[Start Data rows]
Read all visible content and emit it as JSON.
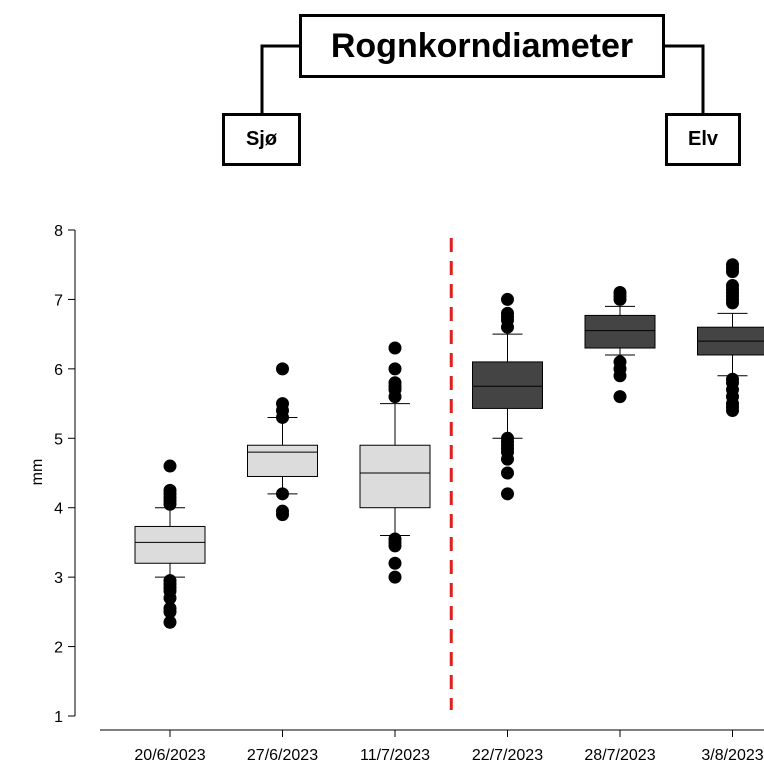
{
  "header": {
    "title": "Rognkorndiameter",
    "left_group": "Sjø",
    "right_group": "Elv"
  },
  "chart_data": {
    "type": "box",
    "ylabel": "mm",
    "xlabel": "",
    "ylim": [
      1,
      8
    ],
    "yticks": [
      1,
      2,
      3,
      4,
      5,
      6,
      7,
      8
    ],
    "categories": [
      "20/6/2023",
      "27/6/2023",
      "11/7/2023",
      "22/7/2023",
      "28/7/2023",
      "3/8/2023"
    ],
    "colors": {
      "Sjø": "#dcdcdc",
      "Elv": "#444444",
      "divider": "#e0201c"
    },
    "divider_between": [
      "11/7/2023",
      "22/7/2023"
    ],
    "grid": false,
    "boxes": [
      {
        "category": "20/6/2023",
        "group": "Sjø",
        "whisker_low": 3.0,
        "q1": 3.2,
        "median": 3.5,
        "q3": 3.73,
        "whisker_high": 4.0,
        "outliers": [
          4.6,
          4.25,
          4.2,
          4.15,
          4.1,
          4.05,
          2.95,
          2.9,
          2.85,
          2.8,
          2.7,
          2.55,
          2.5,
          2.35
        ]
      },
      {
        "category": "27/6/2023",
        "group": "Sjø",
        "whisker_low": 4.2,
        "q1": 4.45,
        "median": 4.8,
        "q3": 4.9,
        "whisker_high": 5.3,
        "outliers": [
          6.0,
          5.5,
          5.4,
          5.3,
          4.2,
          3.95,
          3.9
        ]
      },
      {
        "category": "11/7/2023",
        "group": "Sjø",
        "whisker_low": 3.6,
        "q1": 4.0,
        "median": 4.5,
        "q3": 4.9,
        "whisker_high": 5.5,
        "outliers": [
          6.3,
          6.0,
          5.8,
          5.75,
          5.7,
          5.6,
          3.55,
          3.5,
          3.45,
          3.2,
          3.0
        ]
      },
      {
        "category": "22/7/2023",
        "group": "Elv",
        "whisker_low": 5.0,
        "q1": 5.43,
        "median": 5.75,
        "q3": 6.1,
        "whisker_high": 6.5,
        "outliers": [
          7.0,
          6.8,
          6.75,
          6.7,
          6.6,
          5.0,
          4.95,
          4.9,
          4.85,
          4.8,
          4.7,
          4.5,
          4.2
        ]
      },
      {
        "category": "28/7/2023",
        "group": "Elv",
        "whisker_low": 6.2,
        "q1": 6.3,
        "median": 6.55,
        "q3": 6.77,
        "whisker_high": 6.9,
        "outliers": [
          7.1,
          7.05,
          7.0,
          6.1,
          6.0,
          5.9,
          5.6
        ]
      },
      {
        "category": "3/8/2023",
        "group": "Elv",
        "whisker_low": 5.9,
        "q1": 6.2,
        "median": 6.4,
        "q3": 6.6,
        "whisker_high": 6.8,
        "outliers": [
          7.5,
          7.45,
          7.4,
          7.2,
          7.15,
          7.1,
          7.05,
          7.0,
          6.95,
          5.85,
          5.8,
          5.7,
          5.6,
          5.5,
          5.45,
          5.4
        ]
      }
    ]
  }
}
[End Data rows]
• [Exercise prompt]: Copy out the whole listing exactly, and don't carry over any pictures.

• [The completed task]:
Read all visible content and emit it as JSON.
{
  "header": {
    "title": "Rognkorndiameter",
    "left_group": "Sjø",
    "right_group": "Elv"
  },
  "chart_data": {
    "type": "box",
    "ylabel": "mm",
    "xlabel": "",
    "ylim": [
      1,
      8
    ],
    "yticks": [
      1,
      2,
      3,
      4,
      5,
      6,
      7,
      8
    ],
    "categories": [
      "20/6/2023",
      "27/6/2023",
      "11/7/2023",
      "22/7/2023",
      "28/7/2023",
      "3/8/2023"
    ],
    "colors": {
      "Sjø": "#dcdcdc",
      "Elv": "#444444",
      "divider": "#e0201c"
    },
    "divider_between": [
      "11/7/2023",
      "22/7/2023"
    ],
    "grid": false,
    "boxes": [
      {
        "category": "20/6/2023",
        "group": "Sjø",
        "whisker_low": 3.0,
        "q1": 3.2,
        "median": 3.5,
        "q3": 3.73,
        "whisker_high": 4.0,
        "outliers": [
          4.6,
          4.25,
          4.2,
          4.15,
          4.1,
          4.05,
          2.95,
          2.9,
          2.85,
          2.8,
          2.7,
          2.55,
          2.5,
          2.35
        ]
      },
      {
        "category": "27/6/2023",
        "group": "Sjø",
        "whisker_low": 4.2,
        "q1": 4.45,
        "median": 4.8,
        "q3": 4.9,
        "whisker_high": 5.3,
        "outliers": [
          6.0,
          5.5,
          5.4,
          5.3,
          4.2,
          3.95,
          3.9
        ]
      },
      {
        "category": "11/7/2023",
        "group": "Sjø",
        "whisker_low": 3.6,
        "q1": 4.0,
        "median": 4.5,
        "q3": 4.9,
        "whisker_high": 5.5,
        "outliers": [
          6.3,
          6.0,
          5.8,
          5.75,
          5.7,
          5.6,
          3.55,
          3.5,
          3.45,
          3.2,
          3.0
        ]
      },
      {
        "category": "22/7/2023",
        "group": "Elv",
        "whisker_low": 5.0,
        "q1": 5.43,
        "median": 5.75,
        "q3": 6.1,
        "whisker_high": 6.5,
        "outliers": [
          7.0,
          6.8,
          6.75,
          6.7,
          6.6,
          5.0,
          4.95,
          4.9,
          4.85,
          4.8,
          4.7,
          4.5,
          4.2
        ]
      },
      {
        "category": "28/7/2023",
        "group": "Elv",
        "whisker_low": 6.2,
        "q1": 6.3,
        "median": 6.55,
        "q3": 6.77,
        "whisker_high": 6.9,
        "outliers": [
          7.1,
          7.05,
          7.0,
          6.1,
          6.0,
          5.9,
          5.6
        ]
      },
      {
        "category": "3/8/2023",
        "group": "Elv",
        "whisker_low": 5.9,
        "q1": 6.2,
        "median": 6.4,
        "q3": 6.6,
        "whisker_high": 6.8,
        "outliers": [
          7.5,
          7.45,
          7.4,
          7.2,
          7.15,
          7.1,
          7.05,
          7.0,
          6.95,
          5.85,
          5.8,
          5.7,
          5.6,
          5.5,
          5.45,
          5.4
        ]
      }
    ]
  }
}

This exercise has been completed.